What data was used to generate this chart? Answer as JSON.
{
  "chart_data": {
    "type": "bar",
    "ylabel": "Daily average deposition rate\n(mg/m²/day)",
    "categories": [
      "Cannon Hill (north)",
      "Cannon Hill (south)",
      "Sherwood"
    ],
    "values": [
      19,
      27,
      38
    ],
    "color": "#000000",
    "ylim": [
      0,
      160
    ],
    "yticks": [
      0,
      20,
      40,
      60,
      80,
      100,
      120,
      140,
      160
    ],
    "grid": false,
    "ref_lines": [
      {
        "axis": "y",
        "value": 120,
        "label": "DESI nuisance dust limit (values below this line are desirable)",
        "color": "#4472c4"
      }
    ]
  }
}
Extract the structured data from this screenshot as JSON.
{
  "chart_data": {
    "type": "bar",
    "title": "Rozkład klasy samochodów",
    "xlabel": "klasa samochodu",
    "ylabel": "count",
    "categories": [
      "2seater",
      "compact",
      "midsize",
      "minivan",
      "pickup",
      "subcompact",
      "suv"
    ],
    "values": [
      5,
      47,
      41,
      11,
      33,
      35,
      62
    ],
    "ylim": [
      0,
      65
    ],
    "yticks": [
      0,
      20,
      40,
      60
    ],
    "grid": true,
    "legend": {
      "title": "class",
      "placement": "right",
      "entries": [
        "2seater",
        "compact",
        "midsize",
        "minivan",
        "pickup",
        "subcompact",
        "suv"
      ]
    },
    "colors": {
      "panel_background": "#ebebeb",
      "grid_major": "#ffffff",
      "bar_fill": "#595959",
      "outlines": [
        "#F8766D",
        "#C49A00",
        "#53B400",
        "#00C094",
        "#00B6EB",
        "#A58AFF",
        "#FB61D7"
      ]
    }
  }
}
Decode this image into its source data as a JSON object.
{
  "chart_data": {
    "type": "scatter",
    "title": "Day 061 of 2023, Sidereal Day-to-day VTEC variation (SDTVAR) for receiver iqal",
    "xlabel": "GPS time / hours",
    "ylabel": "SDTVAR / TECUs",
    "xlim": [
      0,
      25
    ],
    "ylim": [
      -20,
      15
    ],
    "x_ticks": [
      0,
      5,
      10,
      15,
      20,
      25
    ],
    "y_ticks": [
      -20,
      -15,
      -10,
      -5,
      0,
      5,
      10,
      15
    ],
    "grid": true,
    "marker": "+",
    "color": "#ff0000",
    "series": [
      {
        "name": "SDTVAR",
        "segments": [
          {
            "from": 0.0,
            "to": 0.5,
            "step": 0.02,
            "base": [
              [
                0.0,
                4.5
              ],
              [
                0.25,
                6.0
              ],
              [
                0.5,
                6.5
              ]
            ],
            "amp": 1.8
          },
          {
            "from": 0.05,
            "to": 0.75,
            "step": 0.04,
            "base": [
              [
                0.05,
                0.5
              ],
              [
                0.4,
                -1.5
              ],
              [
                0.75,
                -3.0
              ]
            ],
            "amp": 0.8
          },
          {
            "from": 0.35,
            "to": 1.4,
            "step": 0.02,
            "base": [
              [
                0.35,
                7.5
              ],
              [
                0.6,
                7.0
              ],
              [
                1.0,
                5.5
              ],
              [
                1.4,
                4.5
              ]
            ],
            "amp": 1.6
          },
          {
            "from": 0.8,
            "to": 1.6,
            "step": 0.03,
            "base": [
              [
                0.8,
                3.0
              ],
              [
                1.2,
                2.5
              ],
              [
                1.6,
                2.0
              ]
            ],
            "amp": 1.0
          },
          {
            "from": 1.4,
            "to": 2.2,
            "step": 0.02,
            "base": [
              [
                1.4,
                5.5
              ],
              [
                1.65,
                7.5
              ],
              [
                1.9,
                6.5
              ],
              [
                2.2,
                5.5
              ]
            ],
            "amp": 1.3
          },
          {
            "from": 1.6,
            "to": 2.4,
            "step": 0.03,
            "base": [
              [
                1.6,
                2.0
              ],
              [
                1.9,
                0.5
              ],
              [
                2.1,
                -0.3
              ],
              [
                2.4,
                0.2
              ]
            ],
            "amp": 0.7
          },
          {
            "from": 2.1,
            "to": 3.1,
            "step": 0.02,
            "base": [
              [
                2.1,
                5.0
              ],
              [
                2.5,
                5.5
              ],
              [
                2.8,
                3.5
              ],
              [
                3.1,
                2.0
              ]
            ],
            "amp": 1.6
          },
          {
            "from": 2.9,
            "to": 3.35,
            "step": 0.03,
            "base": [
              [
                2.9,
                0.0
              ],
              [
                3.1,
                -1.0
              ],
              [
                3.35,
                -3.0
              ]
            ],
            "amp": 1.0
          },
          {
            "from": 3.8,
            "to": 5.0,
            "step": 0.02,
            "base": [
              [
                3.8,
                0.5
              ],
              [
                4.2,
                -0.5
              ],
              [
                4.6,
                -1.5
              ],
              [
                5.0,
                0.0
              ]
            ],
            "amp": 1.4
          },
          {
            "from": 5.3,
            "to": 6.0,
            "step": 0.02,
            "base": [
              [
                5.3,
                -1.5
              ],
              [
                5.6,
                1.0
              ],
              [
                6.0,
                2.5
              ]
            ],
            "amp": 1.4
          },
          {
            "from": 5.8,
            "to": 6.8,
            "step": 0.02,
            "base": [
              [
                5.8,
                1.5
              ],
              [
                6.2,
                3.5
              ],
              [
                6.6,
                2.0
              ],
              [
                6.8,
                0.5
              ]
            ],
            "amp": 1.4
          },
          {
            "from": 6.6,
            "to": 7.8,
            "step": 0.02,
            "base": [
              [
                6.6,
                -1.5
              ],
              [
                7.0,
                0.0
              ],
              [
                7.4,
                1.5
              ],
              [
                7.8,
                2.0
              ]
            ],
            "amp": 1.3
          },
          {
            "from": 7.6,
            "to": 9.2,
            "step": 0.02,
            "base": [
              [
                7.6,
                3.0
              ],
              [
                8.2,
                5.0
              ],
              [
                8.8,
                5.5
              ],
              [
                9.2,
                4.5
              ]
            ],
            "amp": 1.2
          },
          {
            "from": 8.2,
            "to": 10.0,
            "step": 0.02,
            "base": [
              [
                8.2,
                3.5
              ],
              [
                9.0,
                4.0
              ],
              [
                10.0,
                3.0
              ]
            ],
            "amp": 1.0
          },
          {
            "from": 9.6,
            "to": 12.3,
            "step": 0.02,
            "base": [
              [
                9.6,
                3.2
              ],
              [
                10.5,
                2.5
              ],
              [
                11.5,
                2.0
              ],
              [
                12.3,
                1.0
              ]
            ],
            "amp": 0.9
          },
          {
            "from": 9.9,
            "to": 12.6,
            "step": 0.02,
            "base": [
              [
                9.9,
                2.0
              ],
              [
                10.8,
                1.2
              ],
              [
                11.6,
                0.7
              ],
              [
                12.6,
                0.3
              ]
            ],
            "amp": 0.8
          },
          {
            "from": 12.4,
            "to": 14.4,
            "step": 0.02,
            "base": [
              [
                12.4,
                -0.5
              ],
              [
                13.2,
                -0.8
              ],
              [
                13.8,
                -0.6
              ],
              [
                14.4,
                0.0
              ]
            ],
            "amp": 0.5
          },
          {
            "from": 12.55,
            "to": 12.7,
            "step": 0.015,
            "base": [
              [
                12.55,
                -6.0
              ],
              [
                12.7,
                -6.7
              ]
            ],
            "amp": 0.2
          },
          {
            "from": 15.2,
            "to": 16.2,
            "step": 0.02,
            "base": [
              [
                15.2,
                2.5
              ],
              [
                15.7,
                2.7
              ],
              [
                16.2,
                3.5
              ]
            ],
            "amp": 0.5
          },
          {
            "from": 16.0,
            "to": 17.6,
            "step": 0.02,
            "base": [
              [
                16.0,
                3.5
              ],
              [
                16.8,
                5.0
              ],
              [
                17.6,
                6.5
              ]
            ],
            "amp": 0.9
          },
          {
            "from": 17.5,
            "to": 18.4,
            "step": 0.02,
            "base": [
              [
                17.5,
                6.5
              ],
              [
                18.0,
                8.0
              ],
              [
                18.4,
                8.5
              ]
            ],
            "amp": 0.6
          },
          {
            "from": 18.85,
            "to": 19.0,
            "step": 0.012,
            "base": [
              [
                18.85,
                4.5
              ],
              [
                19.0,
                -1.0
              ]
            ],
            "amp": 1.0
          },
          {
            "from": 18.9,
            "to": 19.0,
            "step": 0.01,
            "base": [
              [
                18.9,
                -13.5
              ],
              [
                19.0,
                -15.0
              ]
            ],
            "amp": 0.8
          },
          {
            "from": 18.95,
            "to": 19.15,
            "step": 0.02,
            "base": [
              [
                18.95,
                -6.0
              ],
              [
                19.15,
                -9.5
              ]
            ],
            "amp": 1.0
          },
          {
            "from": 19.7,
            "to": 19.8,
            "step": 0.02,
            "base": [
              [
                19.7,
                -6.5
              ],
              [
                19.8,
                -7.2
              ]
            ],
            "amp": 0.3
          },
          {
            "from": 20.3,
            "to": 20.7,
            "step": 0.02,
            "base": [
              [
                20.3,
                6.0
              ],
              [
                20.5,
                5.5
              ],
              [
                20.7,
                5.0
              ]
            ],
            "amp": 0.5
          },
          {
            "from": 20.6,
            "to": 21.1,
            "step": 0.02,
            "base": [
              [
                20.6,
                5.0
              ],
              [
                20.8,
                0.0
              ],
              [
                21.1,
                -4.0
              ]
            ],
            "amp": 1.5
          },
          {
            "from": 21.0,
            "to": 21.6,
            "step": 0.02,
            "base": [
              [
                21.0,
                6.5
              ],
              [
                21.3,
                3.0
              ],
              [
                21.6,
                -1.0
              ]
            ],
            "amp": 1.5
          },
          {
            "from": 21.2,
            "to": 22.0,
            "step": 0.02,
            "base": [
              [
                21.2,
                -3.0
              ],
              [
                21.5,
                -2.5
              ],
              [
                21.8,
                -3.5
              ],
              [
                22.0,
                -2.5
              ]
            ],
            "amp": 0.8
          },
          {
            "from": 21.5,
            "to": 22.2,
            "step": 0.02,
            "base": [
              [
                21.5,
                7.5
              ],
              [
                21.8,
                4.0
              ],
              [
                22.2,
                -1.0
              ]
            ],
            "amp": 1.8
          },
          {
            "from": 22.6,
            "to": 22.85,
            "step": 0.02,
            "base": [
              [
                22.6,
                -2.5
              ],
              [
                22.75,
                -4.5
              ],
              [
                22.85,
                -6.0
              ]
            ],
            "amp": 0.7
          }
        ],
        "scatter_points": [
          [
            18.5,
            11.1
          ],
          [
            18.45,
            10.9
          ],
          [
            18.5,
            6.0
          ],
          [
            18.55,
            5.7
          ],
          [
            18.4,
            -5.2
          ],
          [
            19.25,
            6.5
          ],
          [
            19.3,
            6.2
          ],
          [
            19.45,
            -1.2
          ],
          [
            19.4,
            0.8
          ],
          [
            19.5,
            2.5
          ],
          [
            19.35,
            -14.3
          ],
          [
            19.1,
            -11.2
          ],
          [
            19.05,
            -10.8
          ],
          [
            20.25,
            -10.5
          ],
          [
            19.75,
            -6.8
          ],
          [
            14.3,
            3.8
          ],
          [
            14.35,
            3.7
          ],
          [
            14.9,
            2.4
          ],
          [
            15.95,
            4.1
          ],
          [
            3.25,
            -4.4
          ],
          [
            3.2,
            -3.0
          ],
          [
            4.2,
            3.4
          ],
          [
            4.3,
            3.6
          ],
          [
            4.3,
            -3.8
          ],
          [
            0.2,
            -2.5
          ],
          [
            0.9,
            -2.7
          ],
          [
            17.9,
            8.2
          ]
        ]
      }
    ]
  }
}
•••
#### [WHAT TO WORK ON]
Reproduce each line of the entries in which the word "title" is found.

#### [FULL OUTPUT]
    "title": "Rozkład klasy samochodów",
      "title": "class",
    "title": "Day 061 of 2023, Sidereal Day-to-day VTEC variation (SDTVAR) for receiver iqal",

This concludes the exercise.